• DATA FOR THE TASK:

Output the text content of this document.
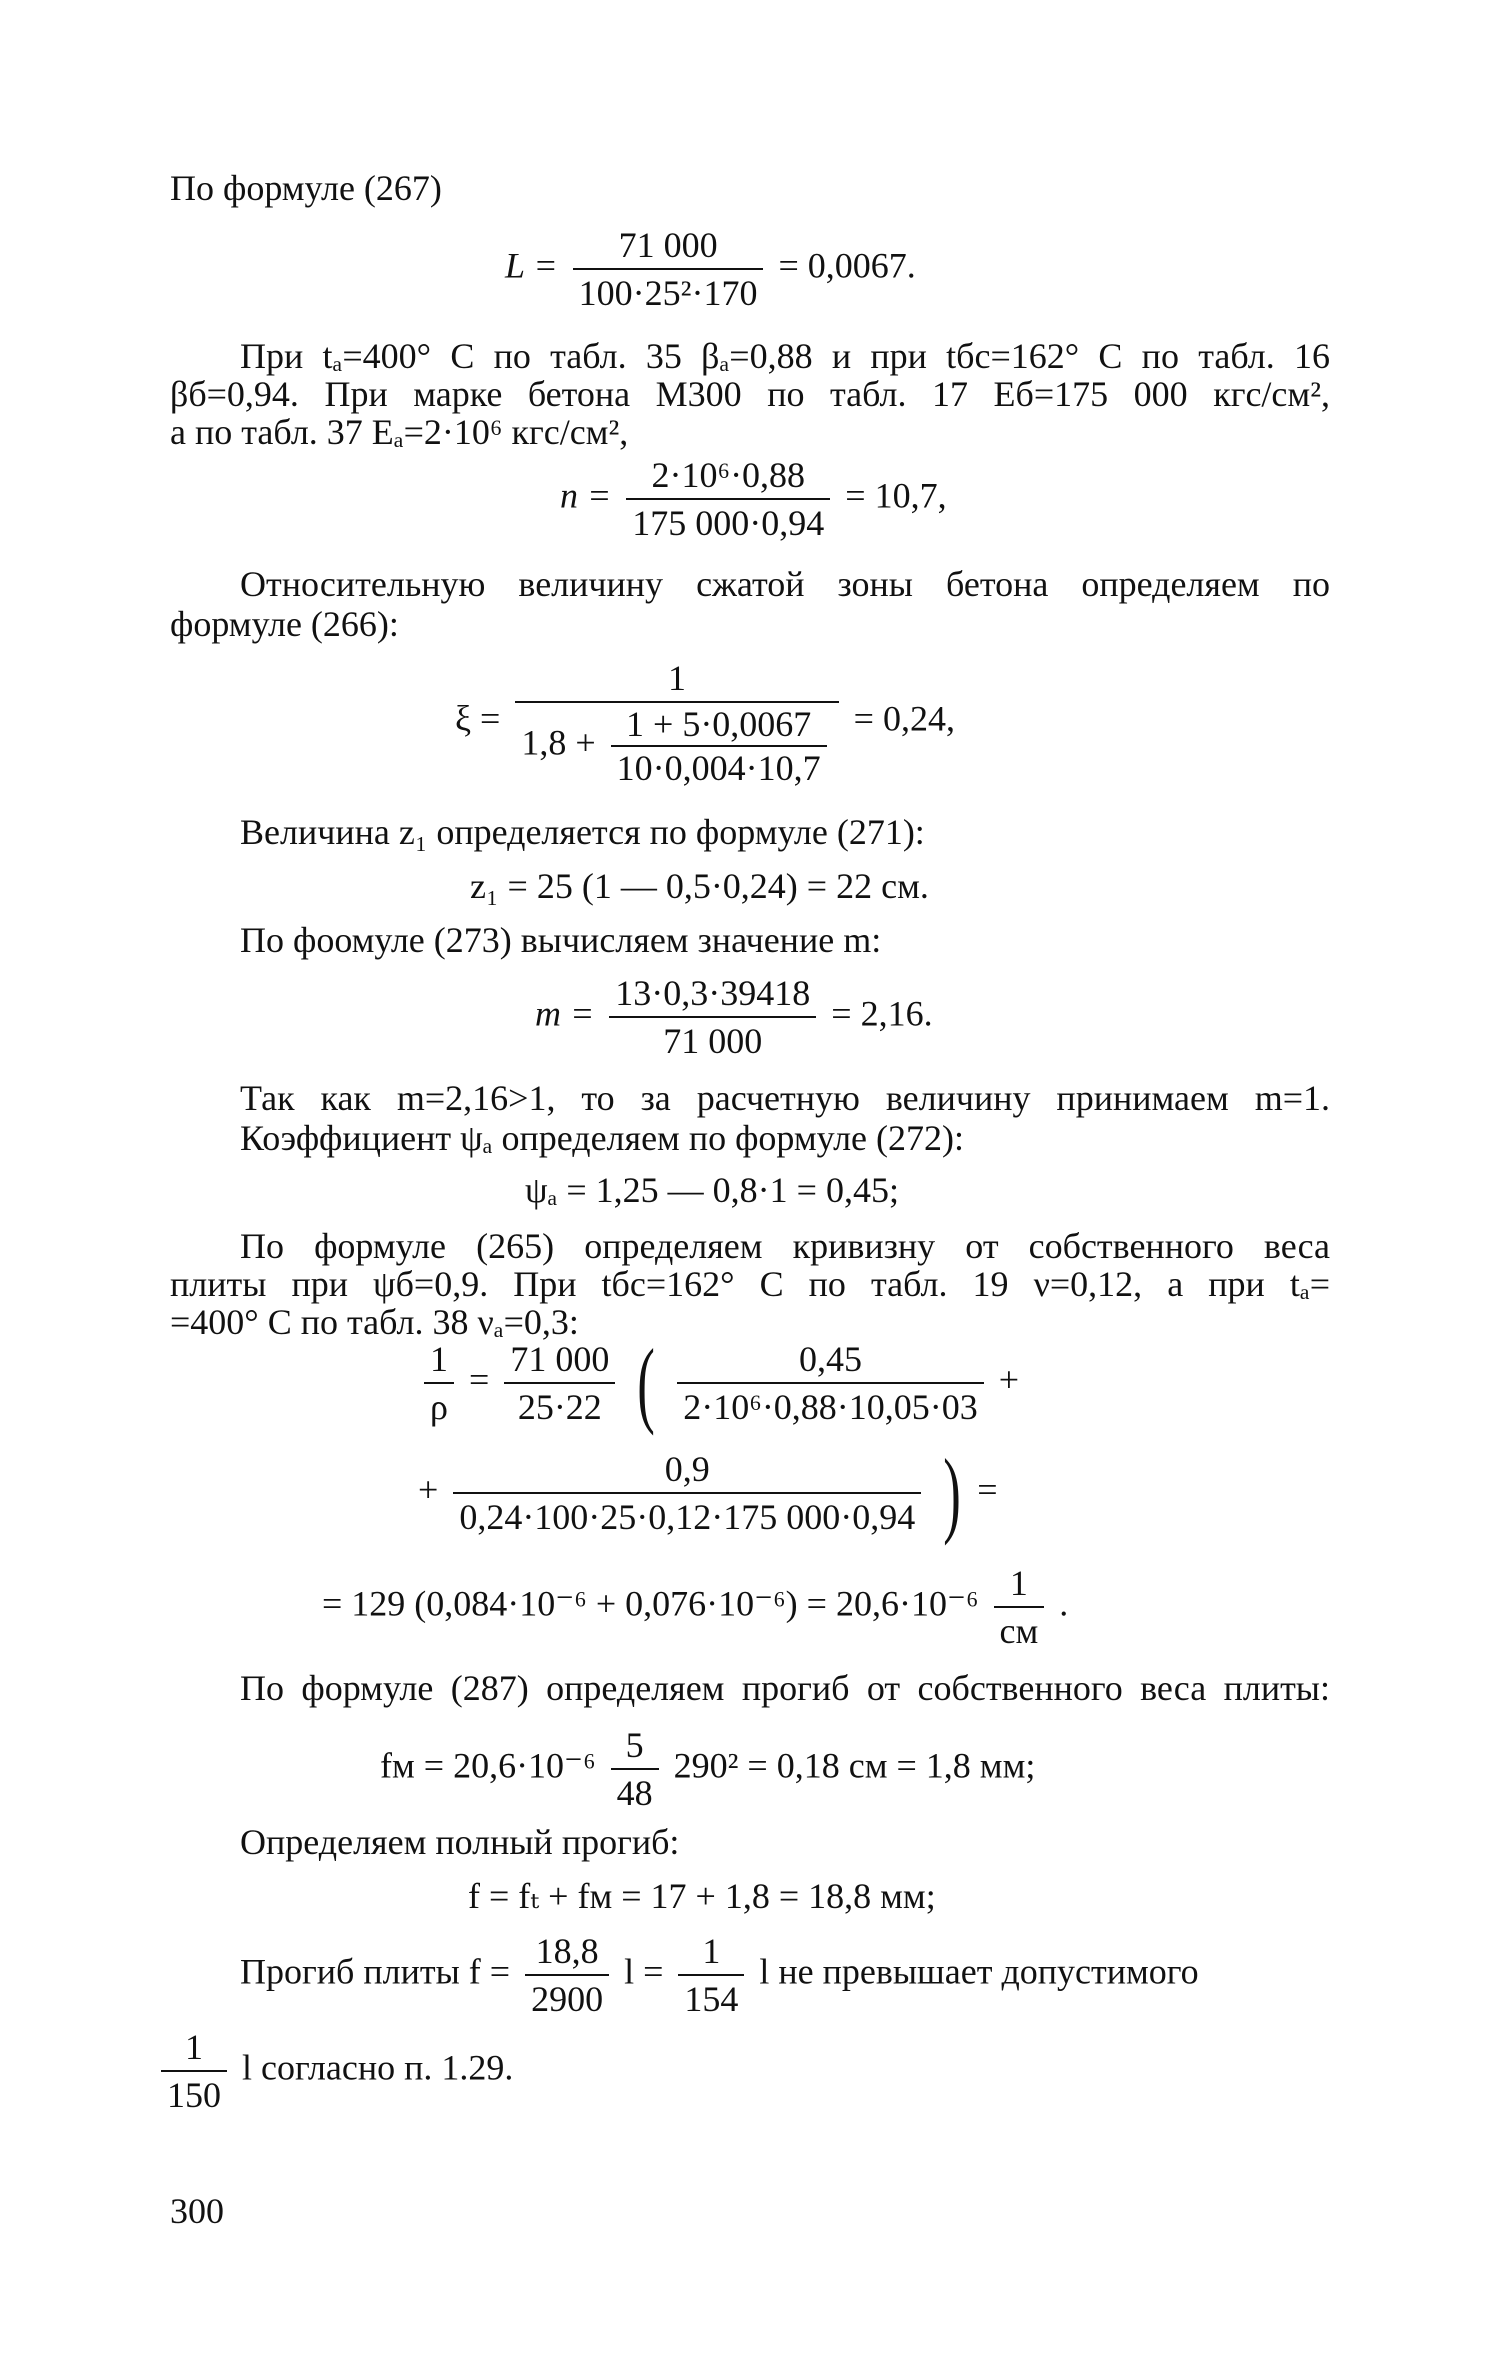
По формуле (267)
$L = \frac{71 000}{\text{100·25²·170}} = 0,0067$.
При tₐ=400° С по табл. 35 βₐ=0,88 и при tбc=162° С по табл. 16
βб=0,94. При марке бетона М300 по табл. 17 Eб=175 000 кгс/см²,
а по табл. 37 Eₐ=2·10⁶ кгс/см²,
$n = \frac{\text{2·10⁶·0,88}}{175 000\cdot 0,94} = 10,7$,
Относительную величину сжатой зоны бетона определяем по
формуле (266):
ξ =
1
$1,8 + \frac{1 + 5\cdot 0,0067}{10\cdot 0,004\cdot 10,7} = 0,24$,
Величина z₁ определяется по формуле (271):
z₁ = 25 (1 — 0,5·0,24) = 22 см.
По фоомуле (273) вычисляем значение m:
$m = \frac{13\cdot 0,3\cdot 39418}{71 000} = 2,16$.
Так как m=2,16>1, то за расчетную величину принимаем m=1.
Коэффициент ψₐ определяем по формуле (272):
ψₐ = 1,25 — 0,8·1 = 0,45;
По формуле (265) определяем кривизну от собственного веса
плиты при ψб=0,9. При tбc=162° С по табл. 19 ν=0,12, а при tₐ=
=400° С по табл. 38 νₐ=0,3:
$\frac{1}{\rho} = \frac{71 000}{25\cdot 22}$ ( $\frac{0,45}{\text{2·10⁶·0,88·10,05·03}}$ +
+ $\frac{0,9}{0,24\cdot 100\cdot 25\cdot 0,12\cdot 175 000\cdot 0,94}$ ) =
= 129 $(0,084\cdot 10^{-6} + 0,076\cdot 10^{-6}) = 20,6\cdot 10^{-6} \frac{1}{см}$ .
По формуле (287) определяем прогиб от собственного веса плиты:
fм = $20,6\cdot 10^{-6} \frac{5}{48} 290^2 = 0,18$ см = 1,8 мм;
Определяем полный прогиб:
f = fₜ + fм = 17 + 1,8 = 18,8 мм;
Прогиб плиты $f = \frac{18,8}{2900}$ $l = \frac{1}{154}$ l не превышает допустимого
$\frac{1}{150}$ l согласно п. 1.29.
300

• EXERCISE DIRECTIONS: Show the lines where the word "frac" appears in the entries.

• TASK RESPONSE:
$L = \frac{71 000}{\text{100·25²·170}} = 0,0067$.
$n = \frac{\text{2·10⁶·0,88}}{175 000\cdot 0,94} = 10,7$,
$1,8 + \frac{1 + 5\cdot 0,0067}{10\cdot 0,004\cdot 10,7} = 0,24$,
$m = \frac{13\cdot 0,3\cdot 39418}{71 000} = 2,16$.
$\frac{1}{\rho} = \frac{71 000}{25\cdot 22}$ ( $\frac{0,45}{\text{2·10⁶·0,88·10,05·03}}$ +
+ $\frac{0,9}{0,24\cdot 100\cdot 25\cdot 0,12\cdot 175 000\cdot 0,94}$ ) =
= 129 $(0,084\cdot 10^{-6} + 0,076\cdot 10^{-6}) = 20,6\cdot 10^{-6} \frac{1}{см}$ .
fм = $20,6\cdot 10^{-6} \frac{5}{48} 290^2 = 0,18$ см = 1,8 мм;
Прогиб плиты $f = \frac{18,8}{2900}$ $l = \frac{1}{154}$ l не превышает допустимого
$\frac{1}{150}$ l согласно п. 1.29.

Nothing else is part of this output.